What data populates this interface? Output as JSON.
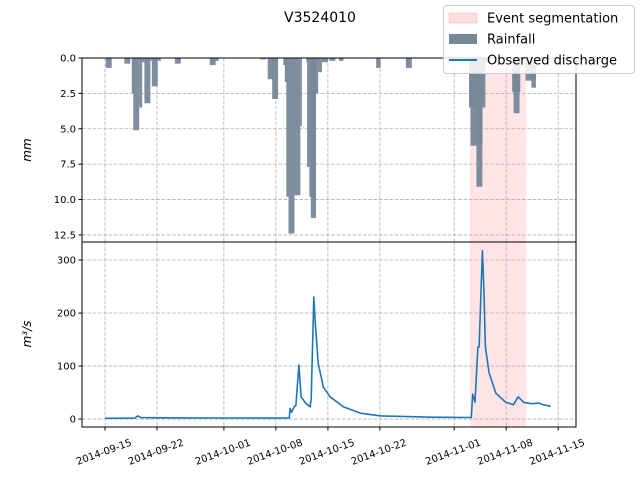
{
  "chart_data": {
    "type": "bar+line",
    "title": "V3524010",
    "x_reference_date": "2014-09-15",
    "x_unit": "days since 2014-09-15",
    "xlim_days": [
      -3.1,
      63.4
    ],
    "x_ticks": [
      {
        "day": 0,
        "label": "2014-09-15"
      },
      {
        "day": 7,
        "label": "2014-09-22"
      },
      {
        "day": 16,
        "label": "2014-10-01"
      },
      {
        "day": 23,
        "label": "2014-10-08"
      },
      {
        "day": 30,
        "label": "2014-10-15"
      },
      {
        "day": 37,
        "label": "2014-10-22"
      },
      {
        "day": 47,
        "label": "2014-11-01"
      },
      {
        "day": 54,
        "label": "2014-11-08"
      },
      {
        "day": 61,
        "label": "2014-11-15"
      }
    ],
    "event_segmentation": {
      "start_day": 49.1,
      "end_day": 56.7,
      "color": "#ffe0e0"
    },
    "rainfall": {
      "ylabel": "mm",
      "ylim": [
        13,
        0
      ],
      "y_ticks": [
        "0.0",
        "2.5",
        "5.0",
        "7.5",
        "10.0",
        "12.5"
      ],
      "y_tick_values": [
        0,
        2.5,
        5,
        7.5,
        10,
        12.5
      ],
      "color": "#778899",
      "bars": [
        [
          0.1,
          0.9,
          0.7
        ],
        [
          2.6,
          3.4,
          0.4
        ],
        [
          3.6,
          4.0,
          2.5
        ],
        [
          3.8,
          4.6,
          5.1
        ],
        [
          4.6,
          5.0,
          3.5
        ],
        [
          5.0,
          5.3,
          0.3
        ],
        [
          5.3,
          6.1,
          3.2
        ],
        [
          6.1,
          6.3,
          0.2
        ],
        [
          6.3,
          7.1,
          2.0
        ],
        [
          7.1,
          7.5,
          0.2
        ],
        [
          9.4,
          10.2,
          0.4
        ],
        [
          14.1,
          14.9,
          0.5
        ],
        [
          14.9,
          15.3,
          0.2
        ],
        [
          20.9,
          21.7,
          0.1
        ],
        [
          21.9,
          22.7,
          1.5
        ],
        [
          22.5,
          23.3,
          2.9
        ],
        [
          24.0,
          24.3,
          0.5
        ],
        [
          24.2,
          24.5,
          1.7
        ],
        [
          24.4,
          24.7,
          9.8
        ],
        [
          24.7,
          25.5,
          12.4
        ],
        [
          25.5,
          26.3,
          9.7
        ],
        [
          26.3,
          26.5,
          4.8
        ],
        [
          27.1,
          27.5,
          0.3
        ],
        [
          27.2,
          27.6,
          7.7
        ],
        [
          27.5,
          28.4,
          9.8
        ],
        [
          27.7,
          28.4,
          11.3
        ],
        [
          28.4,
          28.7,
          2.5
        ],
        [
          28.7,
          29.2,
          1.0
        ],
        [
          29.2,
          30.0,
          0.3
        ],
        [
          30.2,
          31.0,
          0.2
        ],
        [
          31.5,
          32.1,
          0.2
        ],
        [
          36.5,
          37.1,
          0.7
        ],
        [
          40.5,
          41.3,
          0.7
        ],
        [
          49.0,
          51.2,
          3.5
        ],
        [
          49.2,
          50.8,
          6.2
        ],
        [
          50.0,
          50.8,
          9.1
        ],
        [
          51.2,
          51.5,
          0.3
        ],
        [
          54.8,
          55.9,
          2.4
        ],
        [
          55.0,
          55.8,
          3.9
        ],
        [
          56.6,
          58.0,
          1.6
        ],
        [
          57.4,
          58.0,
          2.1
        ]
      ]
    },
    "discharge": {
      "ylabel": "m³/s",
      "ylim": [
        -15,
        334
      ],
      "y_ticks": [
        "0",
        "100",
        "200",
        "300"
      ],
      "y_tick_values": [
        0,
        100,
        200,
        300
      ],
      "color": "#1f77b4",
      "points": [
        [
          0,
          1.5
        ],
        [
          4.0,
          1.8
        ],
        [
          4.4,
          6
        ],
        [
          4.8,
          3
        ],
        [
          6,
          2.5
        ],
        [
          10,
          2.2
        ],
        [
          15,
          2
        ],
        [
          20,
          1.8
        ],
        [
          23,
          1.7
        ],
        [
          24.8,
          2
        ],
        [
          24.9,
          20
        ],
        [
          25.1,
          13
        ],
        [
          25.5,
          24
        ],
        [
          25.7,
          26
        ],
        [
          26.1,
          102
        ],
        [
          26.4,
          42
        ],
        [
          27.0,
          30
        ],
        [
          27.6,
          23
        ],
        [
          27.75,
          38
        ],
        [
          28.1,
          230
        ],
        [
          28.3,
          181
        ],
        [
          28.7,
          105
        ],
        [
          29.4,
          60
        ],
        [
          30.3,
          42
        ],
        [
          32.1,
          23
        ],
        [
          34.4,
          11
        ],
        [
          37.1,
          6
        ],
        [
          40,
          5
        ],
        [
          44,
          3.5
        ],
        [
          49.3,
          3
        ],
        [
          49.5,
          47
        ],
        [
          49.8,
          32
        ],
        [
          50.2,
          136
        ],
        [
          50.35,
          136
        ],
        [
          50.8,
          318
        ],
        [
          51.0,
          243
        ],
        [
          51.2,
          136
        ],
        [
          51.7,
          87
        ],
        [
          52.6,
          49
        ],
        [
          53.9,
          32
        ],
        [
          55.0,
          27
        ],
        [
          55.6,
          42
        ],
        [
          56.4,
          31
        ],
        [
          57.5,
          29
        ],
        [
          58.4,
          30
        ],
        [
          59.0,
          27
        ],
        [
          60.0,
          24
        ]
      ]
    },
    "legend": {
      "placement": "top-right",
      "entries": [
        {
          "label": "Event segmentation",
          "kind": "patch",
          "color": "#ffdddd"
        },
        {
          "label": "Rainfall",
          "kind": "patch",
          "color": "#778899"
        },
        {
          "label": "Observed discharge",
          "kind": "line",
          "color": "#1f77b4"
        }
      ]
    },
    "grid": true
  }
}
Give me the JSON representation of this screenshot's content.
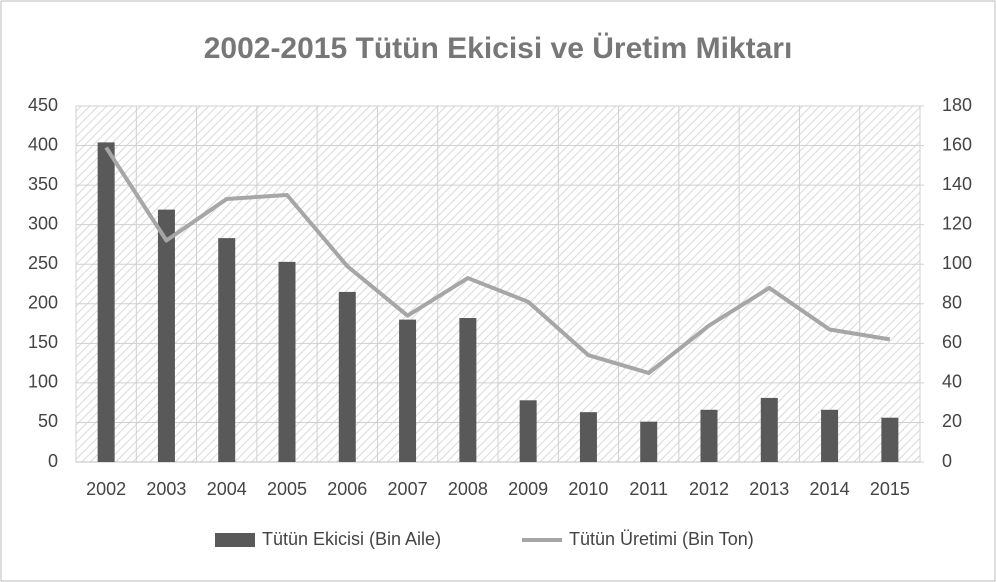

▶ _Stated task_
From the listing above, print every entry precisely and drop the pictures.

▶ _Solution to the exercise_
What data populates this interface? Output as JSON.
{
  "chart_data": {
    "type": "bar+line",
    "title": "V3524010",
    "x_reference_date": "2014-09-15",
    "x_unit": "days since 2014-09-15",
    "xlim_days": [
      -3.1,
      63.4
    ],
    "x_ticks": [
      {
        "day": 0,
        "label": "2014-09-15"
      },
      {
        "day": 7,
        "label": "2014-09-22"
      },
      {
        "day": 16,
        "label": "2014-10-01"
      },
      {
        "day": 23,
        "label": "2014-10-08"
      },
      {
        "day": 30,
        "label": "2014-10-15"
      },
      {
        "day": 37,
        "label": "2014-10-22"
      },
      {
        "day": 47,
        "label": "2014-11-01"
      },
      {
        "day": 54,
        "label": "2014-11-08"
      },
      {
        "day": 61,
        "label": "2014-11-15"
      }
    ],
    "event_segmentation": {
      "start_day": 49.1,
      "end_day": 56.7,
      "color": "#ffe0e0"
    },
    "rainfall": {
      "ylabel": "mm",
      "ylim": [
        13,
        0
      ],
      "y_ticks": [
        "0.0",
        "2.5",
        "5.0",
        "7.5",
        "10.0",
        "12.5"
      ],
      "y_tick_values": [
        0,
        2.5,
        5,
        7.5,
        10,
        12.5
      ],
      "color": "#778899",
      "bars": [
        [
          0.1,
          0.9,
          0.7
        ],
        [
          2.6,
          3.4,
          0.4
        ],
        [
          3.6,
          4.0,
          2.5
        ],
        [
          3.8,
          4.6,
          5.1
        ],
        [
          4.6,
          5.0,
          3.5
        ],
        [
          5.0,
          5.3,
          0.3
        ],
        [
          5.3,
          6.1,
          3.2
        ],
        [
          6.1,
          6.3,
          0.2
        ],
        [
          6.3,
          7.1,
          2.0
        ],
        [
          7.1,
          7.5,
          0.2
        ],
        [
          9.4,
          10.2,
          0.4
        ],
        [
          14.1,
          14.9,
          0.5
        ],
        [
          14.9,
          15.3,
          0.2
        ],
        [
          20.9,
          21.7,
          0.1
        ],
        [
          21.9,
          22.7,
          1.5
        ],
        [
          22.5,
          23.3,
          2.9
        ],
        [
          24.0,
          24.3,
          0.5
        ],
        [
          24.2,
          24.5,
          1.7
        ],
        [
          24.4,
          24.7,
          9.8
        ],
        [
          24.7,
          25.5,
          12.4
        ],
        [
          25.5,
          26.3,
          9.7
        ],
        [
          26.3,
          26.5,
          4.8
        ],
        [
          27.1,
          27.5,
          0.3
        ],
        [
          27.2,
          27.6,
          7.7
        ],
        [
          27.5,
          28.4,
          9.8
        ],
        [
          27.7,
          28.4,
          11.3
        ],
        [
          28.4,
          28.7,
          2.5
        ],
        [
          28.7,
          29.2,
          1.0
        ],
        [
          29.2,
          30.0,
          0.3
        ],
        [
          30.2,
          31.0,
          0.2
        ],
        [
          31.5,
          32.1,
          0.2
        ],
        [
          36.5,
          37.1,
          0.7
        ],
        [
          40.5,
          41.3,
          0.7
        ],
        [
          49.0,
          51.2,
          3.5
        ],
        [
          49.2,
          50.8,
          6.2
        ],
        [
          50.0,
          50.8,
          9.1
        ],
        [
          51.2,
          51.5,
          0.3
        ],
        [
          54.8,
          55.9,
          2.4
        ],
        [
          55.0,
          55.8,
          3.9
        ],
        [
          56.6,
          58.0,
          1.6
        ],
        [
          57.4,
          58.0,
          2.1
        ]
      ]
    },
    "discharge": {
      "ylabel": "m³/s",
      "ylim": [
        -15,
        334
      ],
      "y_ticks": [
        "0",
        "100",
        "200",
        "300"
      ],
      "y_tick_values": [
        0,
        100,
        200,
        300
      ],
      "color": "#1f77b4",
      "points": [
        [
          0,
          1.5
        ],
        [
          4.0,
          1.8
        ],
        [
          4.4,
          6
        ],
        [
          4.8,
          3
        ],
        [
          6,
          2.5
        ],
        [
          10,
          2.2
        ],
        [
          15,
          2
        ],
        [
          20,
          1.8
        ],
        [
          23,
          1.7
        ],
        [
          24.8,
          2
        ],
        [
          24.9,
          20
        ],
        [
          25.1,
          13
        ],
        [
          25.5,
          24
        ],
        [
          25.7,
          26
        ],
        [
          26.1,
          102
        ],
        [
          26.4,
          42
        ],
        [
          27.0,
          30
        ],
        [
          27.6,
          23
        ],
        [
          27.75,
          38
        ],
        [
          28.1,
          230
        ],
        [
          28.3,
          181
        ],
        [
          28.7,
          105
        ],
        [
          29.4,
          60
        ],
        [
          30.3,
          42
        ],
        [
          32.1,
          23
        ],
        [
          34.4,
          11
        ],
        [
          37.1,
          6
        ],
        [
          40,
          5
        ],
        [
          44,
          3.5
        ],
        [
          49.3,
          3
        ],
        [
          49.5,
          47
        ],
        [
          49.8,
          32
        ],
        [
          50.2,
          136
        ],
        [
          50.35,
          136
        ],
        [
          50.8,
          318
        ],
        [
          51.0,
          243
        ],
        [
          51.2,
          136
        ],
        [
          51.7,
          87
        ],
        [
          52.6,
          49
        ],
        [
          53.9,
          32
        ],
        [
          55.0,
          27
        ],
        [
          55.6,
          42
        ],
        [
          56.4,
          31
        ],
        [
          57.5,
          29
        ],
        [
          58.4,
          30
        ],
        [
          59.0,
          27
        ],
        [
          60.0,
          24
        ]
      ]
    },
    "legend": {
      "placement": "top-right",
      "entries": [
        {
          "label": "Event segmentation",
          "kind": "patch",
          "color": "#ffdddd"
        },
        {
          "label": "Rainfall",
          "kind": "patch",
          "color": "#778899"
        },
        {
          "label": "Observed discharge",
          "kind": "line",
          "color": "#1f77b4"
        }
      ]
    },
    "grid": true
  }
}
Give me the JSON representation of this screenshot's content.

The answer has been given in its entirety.